## Task objective
The entries below are to be repeated exactly as they stand.

BEGIN Dataset content

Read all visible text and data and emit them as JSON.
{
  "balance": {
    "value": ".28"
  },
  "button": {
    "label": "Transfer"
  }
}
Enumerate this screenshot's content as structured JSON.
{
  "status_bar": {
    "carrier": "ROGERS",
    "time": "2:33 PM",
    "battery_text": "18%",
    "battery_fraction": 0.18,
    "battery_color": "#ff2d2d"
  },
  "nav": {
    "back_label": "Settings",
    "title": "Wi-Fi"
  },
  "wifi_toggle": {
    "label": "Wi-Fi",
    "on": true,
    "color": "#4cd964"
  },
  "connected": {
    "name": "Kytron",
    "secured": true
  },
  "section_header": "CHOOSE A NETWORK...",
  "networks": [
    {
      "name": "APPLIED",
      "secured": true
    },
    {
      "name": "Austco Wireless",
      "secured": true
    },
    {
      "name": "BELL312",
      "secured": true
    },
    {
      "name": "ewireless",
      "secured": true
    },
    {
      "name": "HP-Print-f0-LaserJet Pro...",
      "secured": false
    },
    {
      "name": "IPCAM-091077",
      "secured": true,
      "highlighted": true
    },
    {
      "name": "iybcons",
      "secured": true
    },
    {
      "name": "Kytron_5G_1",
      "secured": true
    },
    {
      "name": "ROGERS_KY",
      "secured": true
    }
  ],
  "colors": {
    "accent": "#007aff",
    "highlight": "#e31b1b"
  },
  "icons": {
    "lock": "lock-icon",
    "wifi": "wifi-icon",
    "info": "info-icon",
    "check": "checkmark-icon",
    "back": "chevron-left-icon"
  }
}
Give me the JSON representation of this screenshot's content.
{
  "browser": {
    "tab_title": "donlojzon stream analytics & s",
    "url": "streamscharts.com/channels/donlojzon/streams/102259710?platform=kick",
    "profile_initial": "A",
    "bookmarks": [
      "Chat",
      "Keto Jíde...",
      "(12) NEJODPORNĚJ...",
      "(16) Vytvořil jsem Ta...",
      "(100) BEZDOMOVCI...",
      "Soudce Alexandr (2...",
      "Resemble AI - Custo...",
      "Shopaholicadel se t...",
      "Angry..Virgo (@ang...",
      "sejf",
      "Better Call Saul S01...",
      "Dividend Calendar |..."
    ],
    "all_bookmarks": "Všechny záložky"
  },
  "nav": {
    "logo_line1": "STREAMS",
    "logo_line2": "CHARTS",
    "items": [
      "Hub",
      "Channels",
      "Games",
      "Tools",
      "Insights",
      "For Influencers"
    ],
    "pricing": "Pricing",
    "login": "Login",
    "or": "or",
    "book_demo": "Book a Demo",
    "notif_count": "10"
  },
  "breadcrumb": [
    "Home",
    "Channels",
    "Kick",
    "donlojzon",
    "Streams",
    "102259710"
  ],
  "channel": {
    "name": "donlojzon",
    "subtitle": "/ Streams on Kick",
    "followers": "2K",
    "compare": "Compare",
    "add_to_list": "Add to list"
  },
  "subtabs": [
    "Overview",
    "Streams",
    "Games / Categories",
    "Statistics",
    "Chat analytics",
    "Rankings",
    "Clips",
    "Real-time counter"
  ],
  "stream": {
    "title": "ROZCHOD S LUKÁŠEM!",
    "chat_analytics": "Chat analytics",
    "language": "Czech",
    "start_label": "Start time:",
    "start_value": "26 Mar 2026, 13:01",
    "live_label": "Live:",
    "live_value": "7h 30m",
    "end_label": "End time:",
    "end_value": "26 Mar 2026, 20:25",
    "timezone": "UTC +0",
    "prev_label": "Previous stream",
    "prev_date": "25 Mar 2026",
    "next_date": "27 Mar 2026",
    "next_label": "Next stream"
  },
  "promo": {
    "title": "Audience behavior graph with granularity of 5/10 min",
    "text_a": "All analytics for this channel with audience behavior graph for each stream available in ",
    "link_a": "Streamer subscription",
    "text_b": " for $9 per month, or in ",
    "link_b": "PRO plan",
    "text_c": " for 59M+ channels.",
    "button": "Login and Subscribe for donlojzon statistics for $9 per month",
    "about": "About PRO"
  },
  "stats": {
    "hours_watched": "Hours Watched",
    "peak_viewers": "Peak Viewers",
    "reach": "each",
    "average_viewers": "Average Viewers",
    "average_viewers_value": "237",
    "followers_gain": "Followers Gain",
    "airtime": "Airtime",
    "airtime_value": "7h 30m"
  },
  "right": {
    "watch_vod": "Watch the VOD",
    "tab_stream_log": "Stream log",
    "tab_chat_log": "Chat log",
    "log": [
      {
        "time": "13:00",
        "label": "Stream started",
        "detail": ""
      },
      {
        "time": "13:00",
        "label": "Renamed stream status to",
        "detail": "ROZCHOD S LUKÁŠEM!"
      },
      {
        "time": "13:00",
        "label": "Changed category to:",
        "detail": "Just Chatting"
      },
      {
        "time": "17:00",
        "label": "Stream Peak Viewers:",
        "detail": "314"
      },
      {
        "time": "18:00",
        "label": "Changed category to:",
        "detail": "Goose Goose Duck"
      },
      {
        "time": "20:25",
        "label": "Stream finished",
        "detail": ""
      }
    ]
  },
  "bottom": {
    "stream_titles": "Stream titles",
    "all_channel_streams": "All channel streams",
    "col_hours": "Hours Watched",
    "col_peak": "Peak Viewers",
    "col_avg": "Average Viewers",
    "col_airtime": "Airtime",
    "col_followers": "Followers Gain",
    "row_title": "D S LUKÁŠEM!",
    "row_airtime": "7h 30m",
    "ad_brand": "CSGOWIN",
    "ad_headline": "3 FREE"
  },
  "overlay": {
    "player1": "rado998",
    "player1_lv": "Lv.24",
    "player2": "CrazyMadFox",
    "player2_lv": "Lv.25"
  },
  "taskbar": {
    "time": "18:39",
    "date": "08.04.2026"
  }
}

END Dataset content

## Complete answer
Read all visible text and data and emit them as JSON.
{
  "balance": {
    "value": ".28"
  },
  "button": {
    "label": "Transfer"
  }
}
Enumerate this screenshot's content as structured JSON.
{
  "status_bar": {
    "carrier": "ROGERS",
    "time": "2:33 PM",
    "battery_text": "18%",
    "battery_fraction": 0.18,
    "battery_color": "#ff2d2d"
  },
  "nav": {
    "back_label": "Settings",
    "title": "Wi-Fi"
  },
  "wifi_toggle": {
    "label": "Wi-Fi",
    "on": true,
    "color": "#4cd964"
  },
  "connected": {
    "name": "Kytron",
    "secured": true
  },
  "section_header": "CHOOSE A NETWORK...",
  "networks": [
    {
      "name": "APPLIED",
      "secured": true
    },
    {
      "name": "Austco Wireless",
      "secured": true
    },
    {
      "name": "BELL312",
      "secured": true
    },
    {
      "name": "ewireless",
      "secured": true
    },
    {
      "name": "HP-Print-f0-LaserJet Pro...",
      "secured": false
    },
    {
      "name": "IPCAM-091077",
      "secured": true,
      "highlighted": true
    },
    {
      "name": "iybcons",
      "secured": true
    },
    {
      "name": "Kytron_5G_1",
      "secured": true
    },
    {
      "name": "ROGERS_KY",
      "secured": true
    }
  ],
  "colors": {
    "accent": "#007aff",
    "highlight": "#e31b1b"
  },
  "icons": {
    "lock": "lock-icon",
    "wifi": "wifi-icon",
    "info": "info-icon",
    "check": "checkmark-icon",
    "back": "chevron-left-icon"
  }
}
Give me the JSON representation of this screenshot's content.
{
  "browser": {
    "tab_title": "donlojzon stream analytics & s",
    "url": "streamscharts.com/channels/donlojzon/streams/102259710?platform=kick",
    "profile_initial": "A",
    "bookmarks": [
      "Chat",
      "Keto Jíde...",
      "(12) NEJODPORNĚJ...",
      "(16) Vytvořil jsem Ta...",
      "(100) BEZDOMOVCI...",
      "Soudce Alexandr (2...",
      "Resemble AI - Custo...",
      "Shopaholicadel se t...",
      "Angry..Virgo (@ang...",
      "sejf",
      "Better Call Saul S01...",
      "Dividend Calendar |..."
    ],
    "all_bookmarks": "Všechny záložky"
  },
  "nav": {
    "logo_line1": "STREAMS",
    "logo_line2": "CHARTS",
    "items": [
      "Hub",
      "Channels",
      "Games",
      "Tools",
      "Insights",
      "For Influencers"
    ],
    "pricing": "Pricing",
    "login": "Login",
    "or": "or",
    "book_demo": "Book a Demo",
    "notif_count": "10"
  },
  "breadcrumb": [
    "Home",
    "Channels",
    "Kick",
    "donlojzon",
    "Streams",
    "102259710"
  ],
  "channel": {
    "name": "donlojzon",
    "subtitle": "/ Streams on Kick",
    "followers": "2K",
    "compare": "Compare",
    "add_to_list": "Add to list"
  },
  "subtabs": [
    "Overview",
    "Streams",
    "Games / Categories",
    "Statistics",
    "Chat analytics",
    "Rankings",
    "Clips",
    "Real-time counter"
  ],
  "stream": {
    "title": "ROZCHOD S LUKÁŠEM!",
    "chat_analytics": "Chat analytics",
    "language": "Czech",
    "start_label": "Start time:",
    "start_value": "26 Mar 2026, 13:01",
    "live_label": "Live:",
    "live_value": "7h 30m",
    "end_label": "End time:",
    "end_value": "26 Mar 2026, 20:25",
    "timezone": "UTC +0",
    "prev_label": "Previous stream",
    "prev_date": "25 Mar 2026",
    "next_date": "27 Mar 2026",
    "next_label": "Next stream"
  },
  "promo": {
    "title": "Audience behavior graph with granularity of 5/10 min",
    "text_a": "All analytics for this channel with audience behavior graph for each stream available in ",
    "link_a": "Streamer subscription",
    "text_b": " for $9 per month, or in ",
    "link_b": "PRO plan",
    "text_c": " for 59M+ channels.",
    "button": "Login and Subscribe for donlojzon statistics for $9 per month",
    "about": "About PRO"
  },
  "stats": {
    "hours_watched": "Hours Watched",
    "peak_viewers": "Peak Viewers",
    "reach": "each",
    "average_viewers": "Average Viewers",
    "average_viewers_value": "237",
    "followers_gain": "Followers Gain",
    "airtime": "Airtime",
    "airtime_value": "7h 30m"
  },
  "right": {
    "watch_vod": "Watch the VOD",
    "tab_stream_log": "Stream log",
    "tab_chat_log": "Chat log",
    "log": [
      {
        "time": "13:00",
        "label": "Stream started",
        "detail": ""
      },
      {
        "time": "13:00",
        "label": "Renamed stream status to",
        "detail": "ROZCHOD S LUKÁŠEM!"
      },
      {
        "time": "13:00",
        "label": "Changed category to:",
        "detail": "Just Chatting"
      },
      {
        "time": "17:00",
        "label": "Stream Peak Viewers:",
        "detail": "314"
      },
      {
        "time": "18:00",
        "label": "Changed category to:",
        "detail": "Goose Goose Duck"
      },
      {
        "time": "20:25",
        "label": "Stream finished",
        "detail": ""
      }
    ]
  },
  "bottom": {
    "stream_titles": "Stream titles",
    "all_channel_streams": "All channel streams",
    "col_hours": "Hours Watched",
    "col_peak": "Peak Viewers",
    "col_avg": "Average Viewers",
    "col_airtime": "Airtime",
    "col_followers": "Followers Gain",
    "row_title": "D S LUKÁŠEM!",
    "row_airtime": "7h 30m",
    "ad_brand": "CSGOWIN",
    "ad_headline": "3 FREE"
  },
  "overlay": {
    "player1": "rado998",
    "player1_lv": "Lv.24",
    "player2": "CrazyMadFox",
    "player2_lv": "Lv.25"
  },
  "taskbar": {
    "time": "18:39",
    "date": "08.04.2026"
  }
}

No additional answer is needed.